Write out each line word for word. Drop pictures.

- SUPPLIED DATA
****************
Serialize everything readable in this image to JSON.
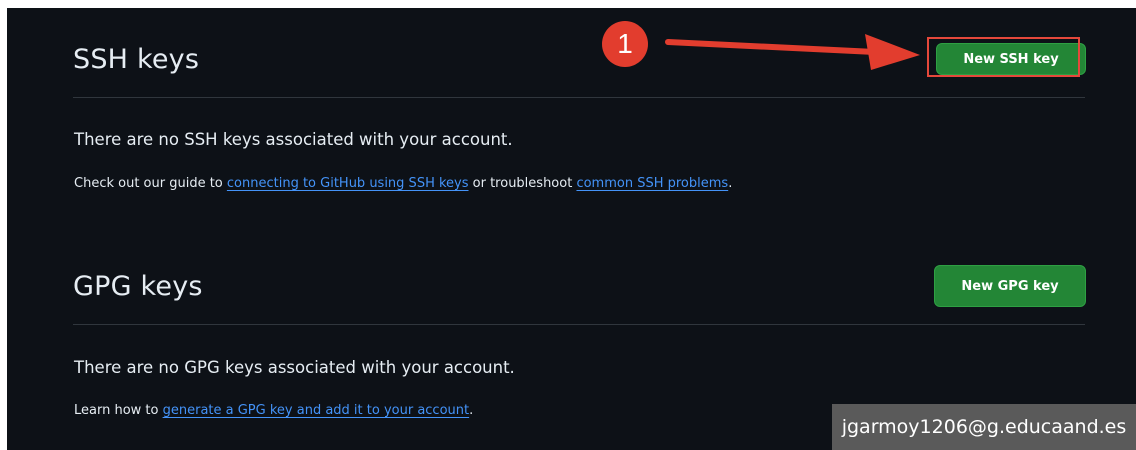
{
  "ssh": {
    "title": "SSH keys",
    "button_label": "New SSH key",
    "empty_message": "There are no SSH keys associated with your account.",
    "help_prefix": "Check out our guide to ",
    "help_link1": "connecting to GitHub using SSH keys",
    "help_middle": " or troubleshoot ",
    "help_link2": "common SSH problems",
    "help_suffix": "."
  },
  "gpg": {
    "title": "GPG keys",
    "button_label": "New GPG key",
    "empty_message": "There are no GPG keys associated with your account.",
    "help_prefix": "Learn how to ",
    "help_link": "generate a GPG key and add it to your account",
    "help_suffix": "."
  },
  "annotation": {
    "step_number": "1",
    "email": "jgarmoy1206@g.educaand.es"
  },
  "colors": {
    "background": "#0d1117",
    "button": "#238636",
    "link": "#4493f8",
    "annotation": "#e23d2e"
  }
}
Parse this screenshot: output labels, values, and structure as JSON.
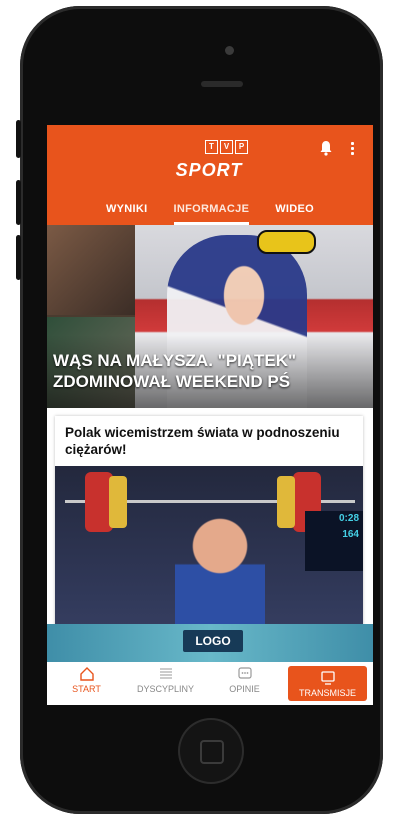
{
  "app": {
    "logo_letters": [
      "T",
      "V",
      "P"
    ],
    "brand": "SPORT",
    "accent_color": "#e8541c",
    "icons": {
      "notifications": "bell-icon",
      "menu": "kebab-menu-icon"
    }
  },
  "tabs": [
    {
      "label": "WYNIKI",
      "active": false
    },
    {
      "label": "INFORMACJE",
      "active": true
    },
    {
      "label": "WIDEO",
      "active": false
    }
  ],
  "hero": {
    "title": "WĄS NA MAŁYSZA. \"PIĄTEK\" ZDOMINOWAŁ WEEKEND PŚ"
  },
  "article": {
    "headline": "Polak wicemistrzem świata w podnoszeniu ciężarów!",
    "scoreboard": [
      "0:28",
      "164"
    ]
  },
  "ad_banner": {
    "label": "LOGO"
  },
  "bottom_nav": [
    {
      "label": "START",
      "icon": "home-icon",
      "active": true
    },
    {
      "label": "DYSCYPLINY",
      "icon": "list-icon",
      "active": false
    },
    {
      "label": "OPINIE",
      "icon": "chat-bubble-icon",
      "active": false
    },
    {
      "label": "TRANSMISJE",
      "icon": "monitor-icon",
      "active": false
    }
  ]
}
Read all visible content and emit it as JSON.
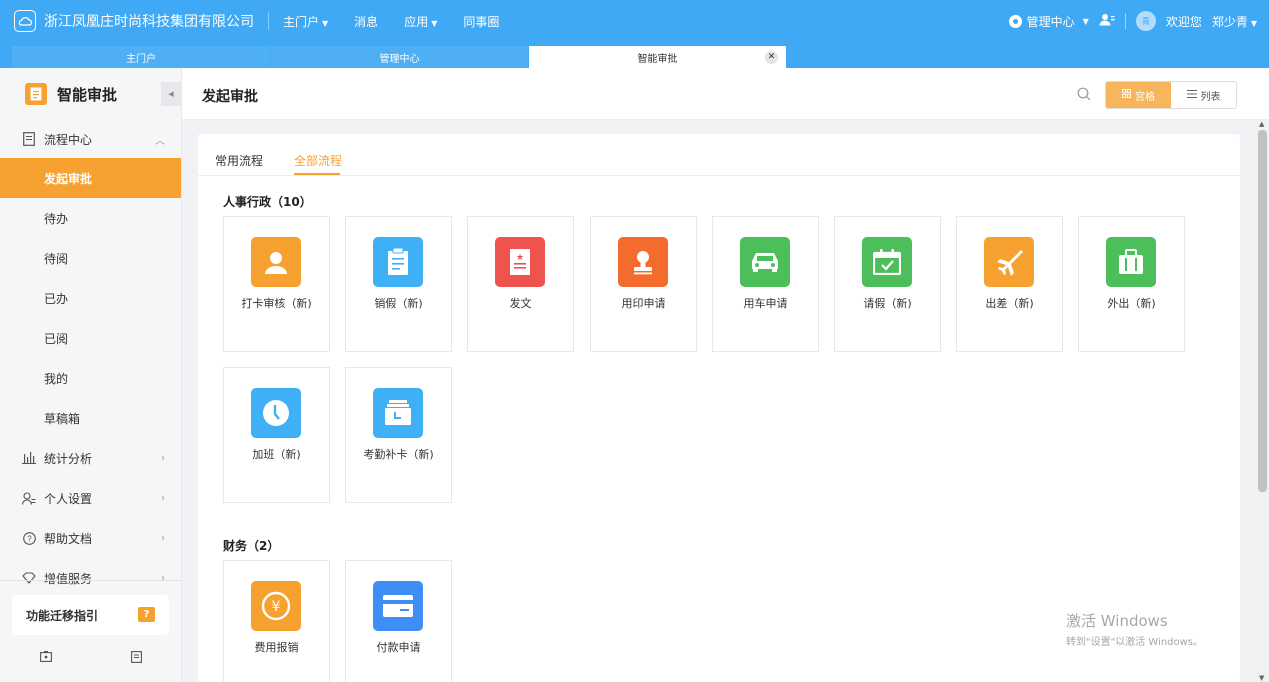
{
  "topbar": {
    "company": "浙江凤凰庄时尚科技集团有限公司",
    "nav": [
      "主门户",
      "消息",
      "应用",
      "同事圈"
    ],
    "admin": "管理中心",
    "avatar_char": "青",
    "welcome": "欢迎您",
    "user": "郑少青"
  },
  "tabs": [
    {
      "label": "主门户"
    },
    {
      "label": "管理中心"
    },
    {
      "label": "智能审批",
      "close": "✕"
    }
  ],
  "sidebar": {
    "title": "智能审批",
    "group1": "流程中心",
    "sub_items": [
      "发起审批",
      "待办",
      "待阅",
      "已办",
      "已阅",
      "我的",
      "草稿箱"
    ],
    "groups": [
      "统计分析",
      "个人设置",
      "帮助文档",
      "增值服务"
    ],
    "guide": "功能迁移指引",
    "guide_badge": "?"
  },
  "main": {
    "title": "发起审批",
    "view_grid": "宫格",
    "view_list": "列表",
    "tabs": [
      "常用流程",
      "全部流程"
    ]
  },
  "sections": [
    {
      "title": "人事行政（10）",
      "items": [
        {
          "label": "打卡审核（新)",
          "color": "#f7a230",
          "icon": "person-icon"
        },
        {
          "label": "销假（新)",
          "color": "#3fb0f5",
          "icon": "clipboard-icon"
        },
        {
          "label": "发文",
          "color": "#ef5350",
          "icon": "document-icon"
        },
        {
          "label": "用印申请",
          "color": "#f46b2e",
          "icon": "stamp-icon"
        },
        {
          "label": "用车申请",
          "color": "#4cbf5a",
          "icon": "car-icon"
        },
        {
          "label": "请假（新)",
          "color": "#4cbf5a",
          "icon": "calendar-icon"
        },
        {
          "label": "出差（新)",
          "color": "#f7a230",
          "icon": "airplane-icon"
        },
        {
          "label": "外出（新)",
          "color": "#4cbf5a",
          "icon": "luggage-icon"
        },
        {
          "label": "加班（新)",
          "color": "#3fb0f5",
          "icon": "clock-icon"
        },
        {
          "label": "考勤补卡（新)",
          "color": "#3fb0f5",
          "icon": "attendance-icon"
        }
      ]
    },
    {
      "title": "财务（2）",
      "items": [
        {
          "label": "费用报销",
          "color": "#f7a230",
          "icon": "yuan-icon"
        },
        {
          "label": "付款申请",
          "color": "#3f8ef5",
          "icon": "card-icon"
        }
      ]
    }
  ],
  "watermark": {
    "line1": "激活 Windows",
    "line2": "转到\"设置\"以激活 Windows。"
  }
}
****************
- OUTPUT OF THE EXERCISE
Serialize everything readable in this image to JSON.
{
  "ssh": {
    "title": "SSH keys",
    "button_label": "New SSH key",
    "empty_message": "There are no SSH keys associated with your account.",
    "help_prefix": "Check out our guide to ",
    "help_link1": "connecting to GitHub using SSH keys",
    "help_middle": " or troubleshoot ",
    "help_link2": "common SSH problems",
    "help_suffix": "."
  },
  "gpg": {
    "title": "GPG keys",
    "button_label": "New GPG key",
    "empty_message": "There are no GPG keys associated with your account.",
    "help_prefix": "Learn how to ",
    "help_link": "generate a GPG key and add it to your account",
    "help_suffix": "."
  },
  "annotation": {
    "step_number": "1",
    "email": "jgarmoy1206@g.educaand.es"
  },
  "colors": {
    "background": "#0d1117",
    "button": "#238636",
    "link": "#4493f8",
    "annotation": "#e23d2e"
  }
}
Parse this screenshot: output labels, values, and structure as JSON.
{
  "app": {
    "logo_letters": [
      "T",
      "V",
      "P"
    ],
    "brand": "SPORT",
    "accent_color": "#e8541c",
    "icons": {
      "notifications": "bell-icon",
      "menu": "kebab-menu-icon"
    }
  },
  "tabs": [
    {
      "label": "WYNIKI",
      "active": false
    },
    {
      "label": "INFORMACJE",
      "active": true
    },
    {
      "label": "WIDEO",
      "active": false
    }
  ],
  "hero": {
    "title": "WĄS NA MAŁYSZA. \"PIĄTEK\" ZDOMINOWAŁ WEEKEND PŚ"
  },
  "article": {
    "headline": "Polak wicemistrzem świata w podnoszeniu ciężarów!",
    "scoreboard": [
      "0:28",
      "164"
    ]
  },
  "ad_banner": {
    "label": "LOGO"
  },
  "bottom_nav": [
    {
      "label": "START",
      "icon": "home-icon",
      "active": true
    },
    {
      "label": "DYSCYPLINY",
      "icon": "list-icon",
      "active": false
    },
    {
      "label": "OPINIE",
      "icon": "chat-bubble-icon",
      "active": false
    },
    {
      "label": "TRANSMISJE",
      "icon": "monitor-icon",
      "active": false
    }
  ]
}
Read all visible content and emit it as JSON.
{
  "topbar": {
    "company": "浙江凤凰庄时尚科技集团有限公司",
    "nav": [
      "主门户",
      "消息",
      "应用",
      "同事圈"
    ],
    "admin": "管理中心",
    "avatar_char": "青",
    "welcome": "欢迎您",
    "user": "郑少青"
  },
  "tabs": [
    {
      "label": "主门户"
    },
    {
      "label": "管理中心"
    },
    {
      "label": "智能审批",
      "close": "✕"
    }
  ],
  "sidebar": {
    "title": "智能审批",
    "group1": "流程中心",
    "sub_items": [
      "发起审批",
      "待办",
      "待阅",
      "已办",
      "已阅",
      "我的",
      "草稿箱"
    ],
    "groups": [
      "统计分析",
      "个人设置",
      "帮助文档",
      "增值服务"
    ],
    "guide": "功能迁移指引",
    "guide_badge": "?"
  },
  "main": {
    "title": "发起审批",
    "view_grid": "宫格",
    "view_list": "列表",
    "tabs": [
      "常用流程",
      "全部流程"
    ]
  },
  "sections": [
    {
      "title": "人事行政（10）",
      "items": [
        {
          "label": "打卡审核（新)",
          "color": "#f7a230",
          "icon": "person-icon"
        },
        {
          "label": "销假（新)",
          "color": "#3fb0f5",
          "icon": "clipboard-icon"
        },
        {
          "label": "发文",
          "color": "#ef5350",
          "icon": "document-icon"
        },
        {
          "label": "用印申请",
          "color": "#f46b2e",
          "icon": "stamp-icon"
        },
        {
          "label": "用车申请",
          "color": "#4cbf5a",
          "icon": "car-icon"
        },
        {
          "label": "请假（新)",
          "color": "#4cbf5a",
          "icon": "calendar-icon"
        },
        {
          "label": "出差（新)",
          "color": "#f7a230",
          "icon": "airplane-icon"
        },
        {
          "label": "外出（新)",
          "color": "#4cbf5a",
          "icon": "luggage-icon"
        },
        {
          "label": "加班（新)",
          "color": "#3fb0f5",
          "icon": "clock-icon"
        },
        {
          "label": "考勤补卡（新)",
          "color": "#3fb0f5",
          "icon": "attendance-icon"
        }
      ]
    },
    {
      "title": "财务（2）",
      "items": [
        {
          "label": "费用报销",
          "color": "#f7a230",
          "icon": "yuan-icon"
        },
        {
          "label": "付款申请",
          "color": "#3f8ef5",
          "icon": "card-icon"
        }
      ]
    }
  ],
  "watermark": {
    "line1": "激活 Windows",
    "line2": "转到\"设置\"以激活 Windows。"
  }
}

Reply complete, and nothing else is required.